- _Requests_
1. Using the passage on transmittance measurements, decide whether each statement agrees with it: (a) the FTIR instrument uses a deuterated triglycine sulfate detector; (b) each FTIR spectrum averages 64 scans; (c) the integrating sphere is 150 mm in diameter. Answer yes or no for each, quoting the words that decide it.
2. Pick up the passage on transmittance measurements after its final sentence and write what comes next.

- _Text passage_
"""

Transmittance from 1.5 to 8 *μ*m was measured with a nitrogen-purged PerkinElmer Spectrum GX Fourier transform infrared (FTIR) spectrophotometer at the Naval Air Warfare Center. The instrument uses a 1350 K wire coil source, a deuterated triglycine sulfate detector, and a KBr beamsplitter. Each spectrum is an average of 32 scans with $4\text{\hspace{0.17em}}\text{\hspace{0.17em}}{\mathrm{cm}}^{-1}$ resolution at a wavelength of 2.5 *μ*m. Photometric accuracy is $\pm 0.25\%$. The 100% transmittance was measured before each sample scan. A new background was collected if the 100% transmittance changed by more than $\pm 0.25\%$. Transmittance from 0.25 to 2.5 *μ*m was measured with a 150-mm diameter integrating sphere on a PerkinElmer Lambda 950 UV-Vis-NIR spectrophotometer with a photometric accuracy of $\pm 0.25\%\text{\hspace{0.17em}}\text{\hspace{0.17em}}\mathrm{T}$. The FTIR values matched the integrating sphere values to better than $\pm 0.1\%$ in the wavelength region of 1.5 to 2.5 *μ*m where the two instruments overlap.

"""

- _Supplied records_
"""

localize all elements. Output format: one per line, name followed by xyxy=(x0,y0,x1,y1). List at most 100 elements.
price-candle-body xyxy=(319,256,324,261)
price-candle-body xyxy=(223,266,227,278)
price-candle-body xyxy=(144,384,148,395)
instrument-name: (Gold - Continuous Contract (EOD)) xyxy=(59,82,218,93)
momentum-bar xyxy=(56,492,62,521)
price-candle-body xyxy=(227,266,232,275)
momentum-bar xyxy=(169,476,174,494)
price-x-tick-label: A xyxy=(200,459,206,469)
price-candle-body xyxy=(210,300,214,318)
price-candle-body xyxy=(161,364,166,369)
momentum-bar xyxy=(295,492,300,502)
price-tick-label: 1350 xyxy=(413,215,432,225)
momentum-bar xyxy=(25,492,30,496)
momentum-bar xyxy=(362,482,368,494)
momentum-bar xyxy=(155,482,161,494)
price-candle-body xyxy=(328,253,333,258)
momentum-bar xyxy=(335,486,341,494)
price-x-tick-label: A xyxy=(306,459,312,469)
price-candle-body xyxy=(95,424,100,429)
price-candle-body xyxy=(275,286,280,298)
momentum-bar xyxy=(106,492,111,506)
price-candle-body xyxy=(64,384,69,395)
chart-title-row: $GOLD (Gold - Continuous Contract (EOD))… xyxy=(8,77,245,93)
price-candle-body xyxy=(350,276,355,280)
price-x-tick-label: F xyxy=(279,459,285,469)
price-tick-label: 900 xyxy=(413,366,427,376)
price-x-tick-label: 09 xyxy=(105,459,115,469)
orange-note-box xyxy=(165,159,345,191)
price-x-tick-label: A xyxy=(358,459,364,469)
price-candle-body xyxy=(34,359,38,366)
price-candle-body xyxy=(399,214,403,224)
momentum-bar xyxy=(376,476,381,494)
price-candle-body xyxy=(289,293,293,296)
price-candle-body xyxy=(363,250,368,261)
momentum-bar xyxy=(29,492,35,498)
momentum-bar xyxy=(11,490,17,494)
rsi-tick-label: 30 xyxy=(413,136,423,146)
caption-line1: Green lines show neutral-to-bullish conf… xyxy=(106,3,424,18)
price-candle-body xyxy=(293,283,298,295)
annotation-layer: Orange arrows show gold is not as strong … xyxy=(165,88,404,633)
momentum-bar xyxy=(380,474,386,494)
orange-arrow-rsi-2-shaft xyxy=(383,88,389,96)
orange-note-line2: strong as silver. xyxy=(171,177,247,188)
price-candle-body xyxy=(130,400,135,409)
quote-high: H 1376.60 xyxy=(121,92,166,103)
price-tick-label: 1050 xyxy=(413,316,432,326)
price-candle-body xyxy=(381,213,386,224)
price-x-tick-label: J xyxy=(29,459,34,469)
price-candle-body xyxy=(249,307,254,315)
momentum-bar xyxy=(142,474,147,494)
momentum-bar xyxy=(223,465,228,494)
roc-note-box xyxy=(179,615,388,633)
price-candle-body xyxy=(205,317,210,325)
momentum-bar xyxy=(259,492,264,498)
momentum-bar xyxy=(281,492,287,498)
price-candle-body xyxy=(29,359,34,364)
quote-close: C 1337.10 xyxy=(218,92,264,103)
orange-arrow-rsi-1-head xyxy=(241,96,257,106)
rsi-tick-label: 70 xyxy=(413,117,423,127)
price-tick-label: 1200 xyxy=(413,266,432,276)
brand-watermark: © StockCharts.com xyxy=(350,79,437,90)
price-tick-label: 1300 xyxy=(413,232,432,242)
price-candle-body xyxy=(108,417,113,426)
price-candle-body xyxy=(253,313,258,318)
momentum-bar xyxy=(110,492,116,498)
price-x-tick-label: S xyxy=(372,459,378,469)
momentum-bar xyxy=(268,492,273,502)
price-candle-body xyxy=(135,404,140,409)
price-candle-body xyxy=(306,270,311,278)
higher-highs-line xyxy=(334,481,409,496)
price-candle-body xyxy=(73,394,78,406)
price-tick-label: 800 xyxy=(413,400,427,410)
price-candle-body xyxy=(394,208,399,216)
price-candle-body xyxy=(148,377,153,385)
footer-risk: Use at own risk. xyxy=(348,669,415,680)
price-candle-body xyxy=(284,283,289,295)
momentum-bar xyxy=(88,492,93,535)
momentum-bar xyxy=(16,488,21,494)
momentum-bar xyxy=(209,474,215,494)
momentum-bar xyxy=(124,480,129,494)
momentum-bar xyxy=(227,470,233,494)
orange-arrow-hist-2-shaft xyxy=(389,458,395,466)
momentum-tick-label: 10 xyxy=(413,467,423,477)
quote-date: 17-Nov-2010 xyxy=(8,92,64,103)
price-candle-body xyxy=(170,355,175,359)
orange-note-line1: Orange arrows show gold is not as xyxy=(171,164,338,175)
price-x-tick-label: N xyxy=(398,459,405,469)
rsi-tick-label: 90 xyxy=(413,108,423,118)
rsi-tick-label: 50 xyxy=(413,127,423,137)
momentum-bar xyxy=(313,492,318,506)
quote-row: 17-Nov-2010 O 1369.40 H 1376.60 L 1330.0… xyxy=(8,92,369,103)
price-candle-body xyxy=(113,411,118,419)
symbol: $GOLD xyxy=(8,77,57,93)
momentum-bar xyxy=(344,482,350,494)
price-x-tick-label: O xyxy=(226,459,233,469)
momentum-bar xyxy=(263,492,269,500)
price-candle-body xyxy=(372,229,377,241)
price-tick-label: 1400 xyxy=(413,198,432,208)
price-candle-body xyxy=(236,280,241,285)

"""

- _Answers_
1.
(a) Yes: "a deuterated triglycine sulfate detector"
(b) No: "an average of 32 scans"
(c) Yes: "a 150-mm diameter integrating sphere"

2.
Total integrated infrared optical scatter in the forward and reverse hemispheres was measured at the Naval Air Warfare Center with a Coblentz sphere that captured light scattered between 2.5 and 70 deg from the direction of the incident laser beam.^{13} The light source was an optical parametric oscillator laser from JP Innovations (Monroe, WA) tunable from 3.46 to 4.41 *μ*m. The idler output is $\sim 6\text{\hspace{0.17em}}\text{\hspace{0.17em}}\mathrm{mW}$. A 4-mm thick Ge window at the laser output blocks both the pump and signal radiation. Total integrated forward and back scatter of spinel from TA&T and MER were each in the range of 0.1 to 0.4% at 3.5 *μ*m for samples with a thickness of 7 to 13 mm.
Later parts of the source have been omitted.